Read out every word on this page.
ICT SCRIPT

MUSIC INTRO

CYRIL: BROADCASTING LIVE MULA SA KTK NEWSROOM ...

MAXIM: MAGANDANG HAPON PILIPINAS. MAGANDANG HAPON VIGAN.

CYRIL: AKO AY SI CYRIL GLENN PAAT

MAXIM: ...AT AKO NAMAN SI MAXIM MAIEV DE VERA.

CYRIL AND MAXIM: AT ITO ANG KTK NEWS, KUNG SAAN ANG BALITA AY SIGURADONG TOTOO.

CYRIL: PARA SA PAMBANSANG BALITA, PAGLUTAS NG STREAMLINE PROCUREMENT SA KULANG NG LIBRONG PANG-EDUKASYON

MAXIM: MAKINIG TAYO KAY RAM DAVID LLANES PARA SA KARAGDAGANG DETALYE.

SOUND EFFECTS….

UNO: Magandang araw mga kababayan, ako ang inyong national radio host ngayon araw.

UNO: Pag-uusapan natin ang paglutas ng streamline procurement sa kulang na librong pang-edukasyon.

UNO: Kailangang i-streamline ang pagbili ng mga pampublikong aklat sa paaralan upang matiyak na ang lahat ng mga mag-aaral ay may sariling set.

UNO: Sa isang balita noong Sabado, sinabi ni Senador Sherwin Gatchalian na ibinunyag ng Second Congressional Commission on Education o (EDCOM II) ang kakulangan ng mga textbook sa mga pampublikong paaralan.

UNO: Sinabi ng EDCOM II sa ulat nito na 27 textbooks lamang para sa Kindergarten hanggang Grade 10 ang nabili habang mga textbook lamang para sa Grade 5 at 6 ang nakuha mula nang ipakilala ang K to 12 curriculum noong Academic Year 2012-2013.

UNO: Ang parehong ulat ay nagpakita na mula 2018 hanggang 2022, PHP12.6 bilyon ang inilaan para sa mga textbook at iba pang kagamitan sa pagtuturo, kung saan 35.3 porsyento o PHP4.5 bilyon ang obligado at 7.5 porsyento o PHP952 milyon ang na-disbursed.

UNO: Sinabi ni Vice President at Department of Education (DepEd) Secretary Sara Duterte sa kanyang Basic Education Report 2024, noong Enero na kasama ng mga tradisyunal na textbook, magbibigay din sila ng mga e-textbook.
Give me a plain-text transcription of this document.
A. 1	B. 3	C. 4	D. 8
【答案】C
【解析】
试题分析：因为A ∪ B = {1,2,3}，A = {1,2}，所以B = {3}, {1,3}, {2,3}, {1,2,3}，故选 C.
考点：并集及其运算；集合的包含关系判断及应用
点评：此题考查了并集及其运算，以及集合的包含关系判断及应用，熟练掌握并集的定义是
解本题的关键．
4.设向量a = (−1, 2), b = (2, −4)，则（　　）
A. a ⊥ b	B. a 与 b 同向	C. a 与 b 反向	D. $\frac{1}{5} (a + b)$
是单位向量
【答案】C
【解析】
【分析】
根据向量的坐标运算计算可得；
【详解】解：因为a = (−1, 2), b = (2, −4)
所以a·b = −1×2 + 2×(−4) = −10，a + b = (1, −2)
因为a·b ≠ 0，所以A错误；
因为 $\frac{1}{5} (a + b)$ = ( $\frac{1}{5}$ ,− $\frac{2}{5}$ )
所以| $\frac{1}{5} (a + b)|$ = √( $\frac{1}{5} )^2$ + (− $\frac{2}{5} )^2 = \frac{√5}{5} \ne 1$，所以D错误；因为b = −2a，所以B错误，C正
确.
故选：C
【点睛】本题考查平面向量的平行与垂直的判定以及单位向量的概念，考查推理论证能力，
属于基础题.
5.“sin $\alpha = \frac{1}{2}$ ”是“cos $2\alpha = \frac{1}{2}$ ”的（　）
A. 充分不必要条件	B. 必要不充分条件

* [EXERCISE PROMPT]
Point out every line holding the string "Education" and copy it.

* [COMPLETE RESPONSE]
UNO: Sa isang balita noong Sabado, sinabi ni Senador Sherwin Gatchalian na ibinunyag ng Second Congressional Commission on Education o (EDCOM II) ang kakulangan ng mga textbook sa mga pampublikong paaralan.
UNO: Sinabi ni Vice President at Department of Education (DepEd) Secretary Sara Duterte sa kanyang Basic Education Report 2024, noong Enero na kasama ng mga tradisyunal na textbook, magbibigay din sila ng mga e-textbook.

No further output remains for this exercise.